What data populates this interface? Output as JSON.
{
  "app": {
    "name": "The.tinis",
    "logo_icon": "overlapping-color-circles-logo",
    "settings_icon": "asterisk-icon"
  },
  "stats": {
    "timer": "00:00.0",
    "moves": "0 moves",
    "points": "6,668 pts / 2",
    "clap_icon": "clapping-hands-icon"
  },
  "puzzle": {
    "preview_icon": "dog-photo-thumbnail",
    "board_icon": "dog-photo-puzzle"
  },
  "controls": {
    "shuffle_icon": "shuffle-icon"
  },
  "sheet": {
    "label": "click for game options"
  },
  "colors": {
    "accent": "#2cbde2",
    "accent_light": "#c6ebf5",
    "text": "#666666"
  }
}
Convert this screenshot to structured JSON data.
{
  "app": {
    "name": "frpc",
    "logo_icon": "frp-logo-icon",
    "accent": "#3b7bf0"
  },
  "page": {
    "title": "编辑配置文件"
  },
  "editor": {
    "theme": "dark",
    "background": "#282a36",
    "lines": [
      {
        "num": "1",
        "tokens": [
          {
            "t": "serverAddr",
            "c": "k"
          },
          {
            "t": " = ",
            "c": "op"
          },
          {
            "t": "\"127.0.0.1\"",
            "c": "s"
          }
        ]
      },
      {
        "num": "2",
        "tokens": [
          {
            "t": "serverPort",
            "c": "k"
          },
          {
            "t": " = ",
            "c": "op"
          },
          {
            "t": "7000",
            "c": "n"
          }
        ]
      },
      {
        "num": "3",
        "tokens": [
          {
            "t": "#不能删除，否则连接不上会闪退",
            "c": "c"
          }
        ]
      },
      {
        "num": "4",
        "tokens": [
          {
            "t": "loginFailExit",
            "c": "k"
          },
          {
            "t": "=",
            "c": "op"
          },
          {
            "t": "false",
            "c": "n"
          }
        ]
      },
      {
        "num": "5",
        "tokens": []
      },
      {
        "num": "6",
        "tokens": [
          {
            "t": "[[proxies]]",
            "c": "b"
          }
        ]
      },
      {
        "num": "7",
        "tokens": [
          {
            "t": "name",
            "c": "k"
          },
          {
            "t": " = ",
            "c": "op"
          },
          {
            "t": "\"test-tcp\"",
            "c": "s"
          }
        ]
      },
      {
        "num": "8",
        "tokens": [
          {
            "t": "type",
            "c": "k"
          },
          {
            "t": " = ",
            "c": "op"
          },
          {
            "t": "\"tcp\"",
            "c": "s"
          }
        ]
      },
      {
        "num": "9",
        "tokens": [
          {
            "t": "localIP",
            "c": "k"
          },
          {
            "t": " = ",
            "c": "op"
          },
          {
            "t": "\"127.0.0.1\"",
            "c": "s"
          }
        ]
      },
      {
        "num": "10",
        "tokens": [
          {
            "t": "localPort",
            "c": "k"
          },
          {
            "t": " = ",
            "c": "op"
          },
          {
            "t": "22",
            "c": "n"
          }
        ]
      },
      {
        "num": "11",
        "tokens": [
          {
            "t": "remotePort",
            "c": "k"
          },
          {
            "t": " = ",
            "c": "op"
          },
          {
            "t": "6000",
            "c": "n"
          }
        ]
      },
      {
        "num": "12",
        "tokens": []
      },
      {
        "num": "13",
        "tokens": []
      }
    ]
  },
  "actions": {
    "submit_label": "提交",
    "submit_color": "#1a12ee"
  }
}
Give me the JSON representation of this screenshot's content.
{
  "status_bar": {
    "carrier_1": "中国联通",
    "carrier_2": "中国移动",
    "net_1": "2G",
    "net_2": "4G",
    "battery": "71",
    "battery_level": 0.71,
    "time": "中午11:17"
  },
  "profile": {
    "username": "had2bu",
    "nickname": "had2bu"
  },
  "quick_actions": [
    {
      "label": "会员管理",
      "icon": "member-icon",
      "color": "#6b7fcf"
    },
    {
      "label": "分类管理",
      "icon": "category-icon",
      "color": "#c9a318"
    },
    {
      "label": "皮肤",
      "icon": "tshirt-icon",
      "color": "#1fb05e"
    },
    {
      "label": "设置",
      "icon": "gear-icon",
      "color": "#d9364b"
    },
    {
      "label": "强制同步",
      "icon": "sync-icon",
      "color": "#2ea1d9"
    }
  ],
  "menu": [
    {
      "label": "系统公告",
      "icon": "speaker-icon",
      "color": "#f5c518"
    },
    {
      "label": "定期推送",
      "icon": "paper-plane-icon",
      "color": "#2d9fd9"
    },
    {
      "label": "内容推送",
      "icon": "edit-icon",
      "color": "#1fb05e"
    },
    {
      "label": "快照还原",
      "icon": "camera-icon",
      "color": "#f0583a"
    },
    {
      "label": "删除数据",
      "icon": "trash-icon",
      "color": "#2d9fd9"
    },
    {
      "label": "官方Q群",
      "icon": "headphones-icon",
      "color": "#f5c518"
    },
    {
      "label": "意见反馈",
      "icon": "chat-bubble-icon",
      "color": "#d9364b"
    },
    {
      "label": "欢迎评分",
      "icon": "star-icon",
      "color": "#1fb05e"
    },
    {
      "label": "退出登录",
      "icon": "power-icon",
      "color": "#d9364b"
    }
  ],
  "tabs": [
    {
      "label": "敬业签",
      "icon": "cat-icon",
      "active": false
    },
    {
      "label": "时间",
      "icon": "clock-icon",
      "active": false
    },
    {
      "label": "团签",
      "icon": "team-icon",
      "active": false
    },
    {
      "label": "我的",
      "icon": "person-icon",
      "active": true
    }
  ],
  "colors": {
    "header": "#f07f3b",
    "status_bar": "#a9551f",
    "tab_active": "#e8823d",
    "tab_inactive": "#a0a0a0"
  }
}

====================

• [What the exercise asks]
Locate the string "logo" in the listing above and copy every line where it occurs.

• [Problem solution]
    "logo_icon": "overlapping-color-circles-logo",
    "logo_icon": "frp-logo-icon",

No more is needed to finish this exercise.